INSTRUCTIONS TO FOLLOW: What is needed is the run of lines from the one with "Output a JSON" through the close of the data, set down exactly.
═══ SUPPLIED RECORDS ═══
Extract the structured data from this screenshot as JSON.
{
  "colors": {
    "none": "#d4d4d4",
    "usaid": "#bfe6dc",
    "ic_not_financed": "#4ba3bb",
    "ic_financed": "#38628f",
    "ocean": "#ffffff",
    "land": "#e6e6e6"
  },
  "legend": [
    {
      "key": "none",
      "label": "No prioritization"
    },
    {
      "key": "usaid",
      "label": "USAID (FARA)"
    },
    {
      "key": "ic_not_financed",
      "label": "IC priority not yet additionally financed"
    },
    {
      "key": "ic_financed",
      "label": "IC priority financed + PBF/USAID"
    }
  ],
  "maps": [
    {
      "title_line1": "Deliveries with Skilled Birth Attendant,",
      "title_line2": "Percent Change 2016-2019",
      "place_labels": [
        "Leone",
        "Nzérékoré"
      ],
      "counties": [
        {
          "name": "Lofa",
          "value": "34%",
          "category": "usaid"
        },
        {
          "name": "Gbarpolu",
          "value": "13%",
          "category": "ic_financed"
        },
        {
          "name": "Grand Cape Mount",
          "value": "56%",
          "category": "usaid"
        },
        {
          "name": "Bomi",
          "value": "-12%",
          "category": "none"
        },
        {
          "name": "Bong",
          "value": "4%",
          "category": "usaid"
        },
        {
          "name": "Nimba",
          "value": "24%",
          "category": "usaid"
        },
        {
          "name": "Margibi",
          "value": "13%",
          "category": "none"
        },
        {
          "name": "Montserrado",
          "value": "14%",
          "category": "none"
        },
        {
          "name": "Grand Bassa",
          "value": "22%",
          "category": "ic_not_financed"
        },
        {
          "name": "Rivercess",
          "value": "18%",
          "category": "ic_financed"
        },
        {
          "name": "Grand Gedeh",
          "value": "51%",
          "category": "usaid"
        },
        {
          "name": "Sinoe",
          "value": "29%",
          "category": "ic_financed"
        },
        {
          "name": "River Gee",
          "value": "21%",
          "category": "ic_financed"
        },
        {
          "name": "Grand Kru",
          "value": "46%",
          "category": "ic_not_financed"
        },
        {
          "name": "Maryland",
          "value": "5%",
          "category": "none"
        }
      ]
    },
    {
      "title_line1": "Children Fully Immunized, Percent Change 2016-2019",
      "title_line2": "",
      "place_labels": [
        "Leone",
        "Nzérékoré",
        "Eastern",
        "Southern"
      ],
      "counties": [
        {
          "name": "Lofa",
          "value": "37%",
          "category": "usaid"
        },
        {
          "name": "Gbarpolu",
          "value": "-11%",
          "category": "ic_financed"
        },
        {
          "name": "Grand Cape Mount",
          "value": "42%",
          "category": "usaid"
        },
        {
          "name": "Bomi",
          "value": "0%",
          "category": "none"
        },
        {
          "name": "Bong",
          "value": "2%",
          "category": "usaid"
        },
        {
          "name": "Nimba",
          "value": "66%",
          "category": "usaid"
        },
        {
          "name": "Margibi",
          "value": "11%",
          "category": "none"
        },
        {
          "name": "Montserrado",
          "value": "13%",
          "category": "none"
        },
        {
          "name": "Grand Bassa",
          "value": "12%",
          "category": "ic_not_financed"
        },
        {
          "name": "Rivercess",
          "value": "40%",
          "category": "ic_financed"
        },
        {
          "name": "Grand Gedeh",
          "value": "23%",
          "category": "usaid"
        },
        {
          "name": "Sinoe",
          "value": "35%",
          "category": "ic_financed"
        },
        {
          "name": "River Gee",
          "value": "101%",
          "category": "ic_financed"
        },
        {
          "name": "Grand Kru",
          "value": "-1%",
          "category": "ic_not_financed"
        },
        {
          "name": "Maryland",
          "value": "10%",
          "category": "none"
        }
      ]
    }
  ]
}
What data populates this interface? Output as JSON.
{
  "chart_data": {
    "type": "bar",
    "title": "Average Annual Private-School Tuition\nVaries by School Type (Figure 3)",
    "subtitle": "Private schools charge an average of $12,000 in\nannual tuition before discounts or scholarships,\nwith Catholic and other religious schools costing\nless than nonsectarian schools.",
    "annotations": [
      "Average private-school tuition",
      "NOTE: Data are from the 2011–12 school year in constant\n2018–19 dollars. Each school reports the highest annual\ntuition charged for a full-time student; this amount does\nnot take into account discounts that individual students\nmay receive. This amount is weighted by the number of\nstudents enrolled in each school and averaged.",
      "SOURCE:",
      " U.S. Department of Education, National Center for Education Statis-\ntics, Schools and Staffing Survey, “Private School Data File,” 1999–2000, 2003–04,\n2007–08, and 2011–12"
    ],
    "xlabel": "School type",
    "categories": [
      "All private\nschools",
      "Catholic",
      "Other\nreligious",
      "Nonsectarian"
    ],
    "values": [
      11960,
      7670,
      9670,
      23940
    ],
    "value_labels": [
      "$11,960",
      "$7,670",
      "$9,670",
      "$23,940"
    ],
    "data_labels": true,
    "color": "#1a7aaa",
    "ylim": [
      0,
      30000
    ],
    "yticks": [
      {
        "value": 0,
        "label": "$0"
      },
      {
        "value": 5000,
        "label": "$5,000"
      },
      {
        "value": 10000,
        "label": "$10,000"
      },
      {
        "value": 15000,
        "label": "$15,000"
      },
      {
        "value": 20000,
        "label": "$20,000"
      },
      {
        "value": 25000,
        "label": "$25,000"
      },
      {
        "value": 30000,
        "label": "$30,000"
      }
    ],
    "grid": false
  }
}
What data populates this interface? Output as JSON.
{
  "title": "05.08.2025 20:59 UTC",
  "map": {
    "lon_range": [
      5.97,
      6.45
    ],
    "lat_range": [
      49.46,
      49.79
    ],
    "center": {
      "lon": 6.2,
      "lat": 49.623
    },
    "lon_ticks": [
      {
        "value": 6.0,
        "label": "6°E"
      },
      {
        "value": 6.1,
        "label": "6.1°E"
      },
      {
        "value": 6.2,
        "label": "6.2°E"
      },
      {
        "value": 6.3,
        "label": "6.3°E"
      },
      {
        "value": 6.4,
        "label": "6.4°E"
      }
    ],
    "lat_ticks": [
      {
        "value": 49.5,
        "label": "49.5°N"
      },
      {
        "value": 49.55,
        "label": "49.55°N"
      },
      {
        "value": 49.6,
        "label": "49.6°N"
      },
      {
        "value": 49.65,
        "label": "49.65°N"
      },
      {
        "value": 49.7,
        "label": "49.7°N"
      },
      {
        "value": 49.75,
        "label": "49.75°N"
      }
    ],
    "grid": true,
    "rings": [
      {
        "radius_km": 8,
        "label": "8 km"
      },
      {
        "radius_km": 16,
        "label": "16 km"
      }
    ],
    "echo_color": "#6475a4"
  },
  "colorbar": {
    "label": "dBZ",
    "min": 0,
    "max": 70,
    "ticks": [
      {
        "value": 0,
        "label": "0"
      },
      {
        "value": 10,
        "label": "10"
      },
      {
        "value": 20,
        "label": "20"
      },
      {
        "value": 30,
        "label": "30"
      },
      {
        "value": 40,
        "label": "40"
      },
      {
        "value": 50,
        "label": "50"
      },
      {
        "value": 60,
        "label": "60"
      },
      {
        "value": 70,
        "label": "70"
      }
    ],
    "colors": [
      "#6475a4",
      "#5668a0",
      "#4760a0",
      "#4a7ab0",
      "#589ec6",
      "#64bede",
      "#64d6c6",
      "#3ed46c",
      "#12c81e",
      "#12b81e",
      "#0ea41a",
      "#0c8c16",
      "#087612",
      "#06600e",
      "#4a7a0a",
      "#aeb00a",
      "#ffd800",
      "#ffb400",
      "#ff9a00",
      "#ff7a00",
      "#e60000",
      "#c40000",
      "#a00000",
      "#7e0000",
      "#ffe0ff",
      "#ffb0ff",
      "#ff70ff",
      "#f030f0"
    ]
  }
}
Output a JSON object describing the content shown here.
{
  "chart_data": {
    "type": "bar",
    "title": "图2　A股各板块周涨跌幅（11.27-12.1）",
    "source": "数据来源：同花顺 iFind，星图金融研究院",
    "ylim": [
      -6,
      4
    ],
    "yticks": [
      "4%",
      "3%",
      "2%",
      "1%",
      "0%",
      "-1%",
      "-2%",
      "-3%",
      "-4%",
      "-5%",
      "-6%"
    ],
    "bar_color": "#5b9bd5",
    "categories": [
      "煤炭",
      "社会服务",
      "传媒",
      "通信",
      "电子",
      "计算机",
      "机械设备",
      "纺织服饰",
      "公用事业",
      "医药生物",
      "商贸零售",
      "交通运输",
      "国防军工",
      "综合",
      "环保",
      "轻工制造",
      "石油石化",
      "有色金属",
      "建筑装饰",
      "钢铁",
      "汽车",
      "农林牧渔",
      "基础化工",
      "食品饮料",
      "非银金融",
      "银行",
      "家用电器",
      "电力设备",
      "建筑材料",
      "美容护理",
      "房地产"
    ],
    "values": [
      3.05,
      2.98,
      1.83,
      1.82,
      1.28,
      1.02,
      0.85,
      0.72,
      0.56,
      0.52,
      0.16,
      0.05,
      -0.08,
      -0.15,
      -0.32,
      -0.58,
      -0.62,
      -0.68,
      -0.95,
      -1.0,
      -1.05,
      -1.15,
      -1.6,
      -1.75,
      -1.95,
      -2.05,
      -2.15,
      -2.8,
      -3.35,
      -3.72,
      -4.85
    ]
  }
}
═══
WORKED ANSWER:
Output a JSON object describing the content shown here.
{
  "chart_data": {
    "type": "bar",
    "title": "图2　A股各板块周涨跌幅（11.27-12.1）",
    "source": "数据来源：同花顺 iFind，星图金融研究院",
    "ylim": [
      -6,
      4
    ],
    "yticks": [
      "4%",
      "3%",
      "2%",
      "1%",
      "0%",
      "-1%",
      "-2%",
      "-3%",
      "-4%",
      "-5%",
      "-6%"
    ],
    "bar_color": "#5b9bd5",
    "categories": [
      "煤炭",
      "社会服务",
      "传媒",
      "通信",
      "电子",
      "计算机",
      "机械设备",
      "纺织服饰",
      "公用事业",
      "医药生物",
      "商贸零售",
      "交通运输",
      "国防军工",
      "综合",
      "环保",
      "轻工制造",
      "石油石化",
      "有色金属",
      "建筑装饰",
      "钢铁",
      "汽车",
      "农林牧渔",
      "基础化工",
      "食品饮料",
      "非银金融",
      "银行",
      "家用电器",
      "电力设备",
      "建筑材料",
      "美容护理",
      "房地产"
    ],
    "values": [
      3.05,
      2.98,
      1.83,
      1.82,
      1.28,
      1.02,
      0.85,
      0.72,
      0.56,
      0.52,
      0.16,
      0.05,
      -0.08,
      -0.15,
      -0.32,
      -0.58,
      -0.62,
      -0.68,
      -0.95,
      -1.0,
      -1.05,
      -1.15,
      -1.6,
      -1.75,
      -1.95,
      -2.05,
      -2.15,
      -2.8,
      -3.35,
      -3.72,
      -4.85
    ]
  }
}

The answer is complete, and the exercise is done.